- WHAT THE TASK REQUIRES:
Every line with the string "ylabel" should be gathered.

- AVAILABLE DATA:
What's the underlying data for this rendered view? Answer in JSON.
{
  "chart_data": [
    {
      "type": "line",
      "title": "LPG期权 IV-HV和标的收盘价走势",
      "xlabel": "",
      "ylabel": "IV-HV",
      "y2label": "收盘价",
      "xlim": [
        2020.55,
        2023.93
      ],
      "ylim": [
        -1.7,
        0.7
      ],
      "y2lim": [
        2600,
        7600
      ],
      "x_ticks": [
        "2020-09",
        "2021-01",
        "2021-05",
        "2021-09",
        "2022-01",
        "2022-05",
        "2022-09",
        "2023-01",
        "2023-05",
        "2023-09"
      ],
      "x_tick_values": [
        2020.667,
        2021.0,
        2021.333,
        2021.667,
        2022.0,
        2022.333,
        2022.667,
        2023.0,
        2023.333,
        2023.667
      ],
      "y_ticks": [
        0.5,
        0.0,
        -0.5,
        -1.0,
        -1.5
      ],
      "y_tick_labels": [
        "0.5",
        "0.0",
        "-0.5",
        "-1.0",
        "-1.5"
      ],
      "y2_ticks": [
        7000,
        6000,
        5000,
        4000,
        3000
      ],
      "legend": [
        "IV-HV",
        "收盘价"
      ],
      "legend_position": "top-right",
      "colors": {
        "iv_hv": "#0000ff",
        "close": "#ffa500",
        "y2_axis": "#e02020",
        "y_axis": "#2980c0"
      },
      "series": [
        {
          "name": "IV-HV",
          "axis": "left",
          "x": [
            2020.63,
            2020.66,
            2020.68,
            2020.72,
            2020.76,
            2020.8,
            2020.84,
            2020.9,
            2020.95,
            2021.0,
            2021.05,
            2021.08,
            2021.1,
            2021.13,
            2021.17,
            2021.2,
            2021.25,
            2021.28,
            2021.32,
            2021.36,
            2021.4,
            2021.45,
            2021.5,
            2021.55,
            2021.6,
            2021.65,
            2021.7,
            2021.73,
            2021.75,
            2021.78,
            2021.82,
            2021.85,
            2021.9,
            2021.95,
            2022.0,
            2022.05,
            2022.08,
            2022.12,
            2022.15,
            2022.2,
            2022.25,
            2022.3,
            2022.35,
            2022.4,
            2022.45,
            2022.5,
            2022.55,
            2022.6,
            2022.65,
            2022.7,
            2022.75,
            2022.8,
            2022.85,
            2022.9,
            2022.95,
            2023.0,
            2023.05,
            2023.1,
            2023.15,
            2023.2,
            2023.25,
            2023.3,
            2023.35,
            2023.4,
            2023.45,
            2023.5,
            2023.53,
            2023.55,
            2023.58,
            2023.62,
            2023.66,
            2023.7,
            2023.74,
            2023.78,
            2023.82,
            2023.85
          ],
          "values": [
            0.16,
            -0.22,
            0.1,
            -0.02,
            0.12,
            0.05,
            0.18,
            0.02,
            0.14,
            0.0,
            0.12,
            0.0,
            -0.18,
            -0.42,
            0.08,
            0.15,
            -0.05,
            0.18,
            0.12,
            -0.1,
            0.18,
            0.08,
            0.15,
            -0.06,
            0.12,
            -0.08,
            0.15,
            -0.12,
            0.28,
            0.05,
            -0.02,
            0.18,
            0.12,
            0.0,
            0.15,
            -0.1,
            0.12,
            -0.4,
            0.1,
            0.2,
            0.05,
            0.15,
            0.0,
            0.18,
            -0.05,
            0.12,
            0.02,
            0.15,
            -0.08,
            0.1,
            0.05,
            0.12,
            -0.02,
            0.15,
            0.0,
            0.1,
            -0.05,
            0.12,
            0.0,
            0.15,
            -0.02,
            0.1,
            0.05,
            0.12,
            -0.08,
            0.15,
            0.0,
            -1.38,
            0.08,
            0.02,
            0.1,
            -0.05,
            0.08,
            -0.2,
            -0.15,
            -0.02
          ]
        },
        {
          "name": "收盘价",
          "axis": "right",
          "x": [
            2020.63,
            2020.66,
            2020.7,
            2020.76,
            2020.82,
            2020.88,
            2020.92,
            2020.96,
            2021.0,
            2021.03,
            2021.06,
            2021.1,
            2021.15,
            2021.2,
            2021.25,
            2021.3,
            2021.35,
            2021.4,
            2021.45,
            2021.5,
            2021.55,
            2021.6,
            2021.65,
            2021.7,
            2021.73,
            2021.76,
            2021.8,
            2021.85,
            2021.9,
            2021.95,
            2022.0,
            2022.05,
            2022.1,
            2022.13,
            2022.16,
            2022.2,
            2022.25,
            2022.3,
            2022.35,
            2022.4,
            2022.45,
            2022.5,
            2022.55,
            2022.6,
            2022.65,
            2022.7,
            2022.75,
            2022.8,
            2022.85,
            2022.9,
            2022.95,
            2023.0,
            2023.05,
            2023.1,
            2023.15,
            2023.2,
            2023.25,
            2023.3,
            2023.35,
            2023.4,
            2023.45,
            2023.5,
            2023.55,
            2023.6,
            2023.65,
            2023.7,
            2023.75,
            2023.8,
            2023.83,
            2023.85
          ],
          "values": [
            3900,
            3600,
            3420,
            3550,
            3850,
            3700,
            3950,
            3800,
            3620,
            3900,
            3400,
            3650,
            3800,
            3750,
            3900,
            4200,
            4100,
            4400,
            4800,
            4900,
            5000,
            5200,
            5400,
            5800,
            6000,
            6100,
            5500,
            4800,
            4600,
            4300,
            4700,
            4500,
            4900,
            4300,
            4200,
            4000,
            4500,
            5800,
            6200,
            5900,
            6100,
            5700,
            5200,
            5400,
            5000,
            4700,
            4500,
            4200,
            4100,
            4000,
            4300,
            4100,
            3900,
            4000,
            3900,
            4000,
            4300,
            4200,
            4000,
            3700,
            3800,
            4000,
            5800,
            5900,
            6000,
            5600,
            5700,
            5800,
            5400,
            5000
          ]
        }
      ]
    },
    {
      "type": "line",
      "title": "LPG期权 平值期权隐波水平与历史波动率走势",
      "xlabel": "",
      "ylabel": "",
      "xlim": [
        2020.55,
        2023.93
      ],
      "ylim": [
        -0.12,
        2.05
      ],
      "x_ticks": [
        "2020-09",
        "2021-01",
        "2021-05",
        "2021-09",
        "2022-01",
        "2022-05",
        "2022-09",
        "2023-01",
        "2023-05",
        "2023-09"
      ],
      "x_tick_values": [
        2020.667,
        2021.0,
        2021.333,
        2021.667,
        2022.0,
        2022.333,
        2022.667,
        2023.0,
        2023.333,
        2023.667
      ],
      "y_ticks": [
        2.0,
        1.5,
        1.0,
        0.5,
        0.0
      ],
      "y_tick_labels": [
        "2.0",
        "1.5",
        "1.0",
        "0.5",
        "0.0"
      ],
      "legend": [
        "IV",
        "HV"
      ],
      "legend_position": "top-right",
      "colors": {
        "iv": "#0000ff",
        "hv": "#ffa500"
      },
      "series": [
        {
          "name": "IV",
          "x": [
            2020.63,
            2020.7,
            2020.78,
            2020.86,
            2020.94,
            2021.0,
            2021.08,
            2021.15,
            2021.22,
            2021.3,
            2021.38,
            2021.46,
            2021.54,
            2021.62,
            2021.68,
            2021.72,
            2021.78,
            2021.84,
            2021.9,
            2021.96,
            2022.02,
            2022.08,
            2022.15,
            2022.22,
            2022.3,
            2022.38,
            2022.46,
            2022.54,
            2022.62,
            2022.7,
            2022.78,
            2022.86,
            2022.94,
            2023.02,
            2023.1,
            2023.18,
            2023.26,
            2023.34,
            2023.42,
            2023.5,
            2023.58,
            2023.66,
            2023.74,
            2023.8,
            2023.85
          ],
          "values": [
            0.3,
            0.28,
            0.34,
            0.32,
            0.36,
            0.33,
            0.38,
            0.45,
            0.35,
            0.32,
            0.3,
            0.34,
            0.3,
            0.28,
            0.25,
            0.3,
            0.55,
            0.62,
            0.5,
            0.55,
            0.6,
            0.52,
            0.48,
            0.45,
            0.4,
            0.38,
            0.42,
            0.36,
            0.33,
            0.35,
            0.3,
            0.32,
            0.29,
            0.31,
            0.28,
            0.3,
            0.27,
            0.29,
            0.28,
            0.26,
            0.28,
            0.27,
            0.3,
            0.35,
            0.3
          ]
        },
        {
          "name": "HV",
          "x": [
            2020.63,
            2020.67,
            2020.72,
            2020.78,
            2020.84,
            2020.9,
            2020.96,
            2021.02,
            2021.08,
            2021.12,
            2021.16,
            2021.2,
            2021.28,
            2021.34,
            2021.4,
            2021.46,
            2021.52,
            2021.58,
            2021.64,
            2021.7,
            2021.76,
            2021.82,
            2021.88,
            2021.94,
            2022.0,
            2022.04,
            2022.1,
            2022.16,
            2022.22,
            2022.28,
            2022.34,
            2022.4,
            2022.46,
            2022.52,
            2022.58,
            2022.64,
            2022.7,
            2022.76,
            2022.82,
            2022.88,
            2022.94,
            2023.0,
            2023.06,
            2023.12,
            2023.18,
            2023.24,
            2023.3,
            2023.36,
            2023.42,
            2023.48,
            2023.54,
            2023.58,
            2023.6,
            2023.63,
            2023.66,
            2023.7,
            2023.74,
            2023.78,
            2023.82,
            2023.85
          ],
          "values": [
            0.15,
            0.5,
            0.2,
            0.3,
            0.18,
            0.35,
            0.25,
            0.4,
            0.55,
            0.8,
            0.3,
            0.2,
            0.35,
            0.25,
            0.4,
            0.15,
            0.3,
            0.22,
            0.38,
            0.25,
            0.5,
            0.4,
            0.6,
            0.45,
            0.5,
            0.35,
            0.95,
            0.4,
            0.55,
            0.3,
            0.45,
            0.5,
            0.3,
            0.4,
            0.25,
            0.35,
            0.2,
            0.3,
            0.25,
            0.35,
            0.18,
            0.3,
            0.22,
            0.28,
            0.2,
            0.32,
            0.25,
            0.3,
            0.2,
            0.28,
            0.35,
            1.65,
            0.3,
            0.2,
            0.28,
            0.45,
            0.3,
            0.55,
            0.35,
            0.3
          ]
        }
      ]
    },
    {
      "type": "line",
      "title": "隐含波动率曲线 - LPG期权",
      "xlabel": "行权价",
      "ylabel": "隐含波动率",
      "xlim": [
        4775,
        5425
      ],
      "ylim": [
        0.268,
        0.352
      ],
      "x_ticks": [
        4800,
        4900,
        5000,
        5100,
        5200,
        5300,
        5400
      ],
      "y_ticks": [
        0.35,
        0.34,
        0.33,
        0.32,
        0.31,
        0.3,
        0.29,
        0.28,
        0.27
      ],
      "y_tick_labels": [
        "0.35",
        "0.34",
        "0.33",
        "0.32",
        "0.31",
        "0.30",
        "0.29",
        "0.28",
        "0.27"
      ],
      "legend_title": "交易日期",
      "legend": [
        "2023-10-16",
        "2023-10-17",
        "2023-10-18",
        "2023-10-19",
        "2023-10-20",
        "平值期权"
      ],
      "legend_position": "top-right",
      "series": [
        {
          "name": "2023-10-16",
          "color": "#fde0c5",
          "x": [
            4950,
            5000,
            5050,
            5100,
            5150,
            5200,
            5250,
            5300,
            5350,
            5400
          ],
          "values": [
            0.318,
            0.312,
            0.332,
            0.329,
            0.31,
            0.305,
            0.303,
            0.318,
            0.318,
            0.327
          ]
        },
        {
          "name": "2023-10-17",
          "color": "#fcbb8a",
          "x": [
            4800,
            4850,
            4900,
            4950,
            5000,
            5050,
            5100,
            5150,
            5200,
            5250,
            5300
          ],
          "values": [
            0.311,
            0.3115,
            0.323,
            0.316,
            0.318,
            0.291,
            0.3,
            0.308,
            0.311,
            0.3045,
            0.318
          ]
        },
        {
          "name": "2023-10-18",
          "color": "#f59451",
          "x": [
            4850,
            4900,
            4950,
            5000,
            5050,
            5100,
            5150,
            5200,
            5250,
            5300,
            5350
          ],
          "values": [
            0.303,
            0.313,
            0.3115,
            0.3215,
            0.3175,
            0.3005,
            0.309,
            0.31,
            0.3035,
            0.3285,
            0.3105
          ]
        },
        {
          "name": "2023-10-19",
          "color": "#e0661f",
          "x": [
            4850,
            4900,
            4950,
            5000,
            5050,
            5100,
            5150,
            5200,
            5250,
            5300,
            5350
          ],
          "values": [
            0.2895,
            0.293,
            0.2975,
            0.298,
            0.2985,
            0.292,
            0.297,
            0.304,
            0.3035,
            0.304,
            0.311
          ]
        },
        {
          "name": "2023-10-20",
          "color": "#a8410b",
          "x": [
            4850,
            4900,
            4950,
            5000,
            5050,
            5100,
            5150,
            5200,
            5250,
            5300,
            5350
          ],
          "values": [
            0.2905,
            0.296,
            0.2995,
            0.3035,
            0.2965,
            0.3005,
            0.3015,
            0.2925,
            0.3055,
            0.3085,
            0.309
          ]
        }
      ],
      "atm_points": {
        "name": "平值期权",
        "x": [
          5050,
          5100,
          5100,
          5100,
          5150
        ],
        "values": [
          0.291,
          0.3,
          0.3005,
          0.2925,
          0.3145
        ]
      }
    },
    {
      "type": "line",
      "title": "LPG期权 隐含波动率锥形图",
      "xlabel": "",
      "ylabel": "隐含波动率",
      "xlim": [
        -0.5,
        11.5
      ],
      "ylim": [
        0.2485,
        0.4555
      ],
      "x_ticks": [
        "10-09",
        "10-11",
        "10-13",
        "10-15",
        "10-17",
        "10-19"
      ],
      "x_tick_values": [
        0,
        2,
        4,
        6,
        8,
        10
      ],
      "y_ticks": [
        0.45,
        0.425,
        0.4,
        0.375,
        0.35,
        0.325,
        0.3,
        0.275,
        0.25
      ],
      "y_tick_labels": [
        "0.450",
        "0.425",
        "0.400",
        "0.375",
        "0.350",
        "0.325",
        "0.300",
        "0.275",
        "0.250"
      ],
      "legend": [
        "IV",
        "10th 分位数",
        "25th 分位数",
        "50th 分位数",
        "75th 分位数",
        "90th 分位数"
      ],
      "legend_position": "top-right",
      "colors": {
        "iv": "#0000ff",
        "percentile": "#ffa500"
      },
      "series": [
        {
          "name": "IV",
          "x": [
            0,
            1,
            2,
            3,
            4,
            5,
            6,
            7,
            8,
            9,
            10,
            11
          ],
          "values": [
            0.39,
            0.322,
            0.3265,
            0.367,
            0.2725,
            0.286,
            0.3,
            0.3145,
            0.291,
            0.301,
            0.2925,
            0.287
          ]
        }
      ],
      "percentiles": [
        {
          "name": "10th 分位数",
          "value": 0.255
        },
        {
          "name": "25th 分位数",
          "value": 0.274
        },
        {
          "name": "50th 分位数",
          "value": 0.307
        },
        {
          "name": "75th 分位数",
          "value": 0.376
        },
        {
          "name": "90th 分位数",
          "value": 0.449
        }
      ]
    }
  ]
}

- COMPLETE OUTPUT:
      "ylabel": "IV-HV",
      "ylabel": "",
      "ylabel": "隐含波动率",
      "ylabel": "隐含波动率",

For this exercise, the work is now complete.